MATERIAL TO PROCESS
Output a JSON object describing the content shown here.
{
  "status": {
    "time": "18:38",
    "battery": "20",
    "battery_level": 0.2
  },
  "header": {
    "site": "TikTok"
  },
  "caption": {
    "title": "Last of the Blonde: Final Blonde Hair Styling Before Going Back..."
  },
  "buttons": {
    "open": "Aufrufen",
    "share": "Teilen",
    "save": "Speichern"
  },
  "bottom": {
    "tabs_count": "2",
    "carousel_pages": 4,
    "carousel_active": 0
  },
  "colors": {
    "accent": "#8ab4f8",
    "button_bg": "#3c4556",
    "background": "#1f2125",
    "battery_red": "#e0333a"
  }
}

TASK
Set all of the entries down again, exactly as they were given.

RESPONSE BELOW
Output a JSON object describing the content shown here.
{
  "status": {
    "time": "18:38",
    "battery": "20",
    "battery_level": 0.2
  },
  "header": {
    "site": "TikTok"
  },
  "caption": {
    "title": "Last of the Blonde: Final Blonde Hair Styling Before Going Back..."
  },
  "buttons": {
    "open": "Aufrufen",
    "share": "Teilen",
    "save": "Speichern"
  },
  "bottom": {
    "tabs_count": "2",
    "carousel_pages": 4,
    "carousel_active": 0
  },
  "colors": {
    "accent": "#8ab4f8",
    "button_bg": "#3c4556",
    "background": "#1f2125",
    "battery_red": "#e0333a"
  }
}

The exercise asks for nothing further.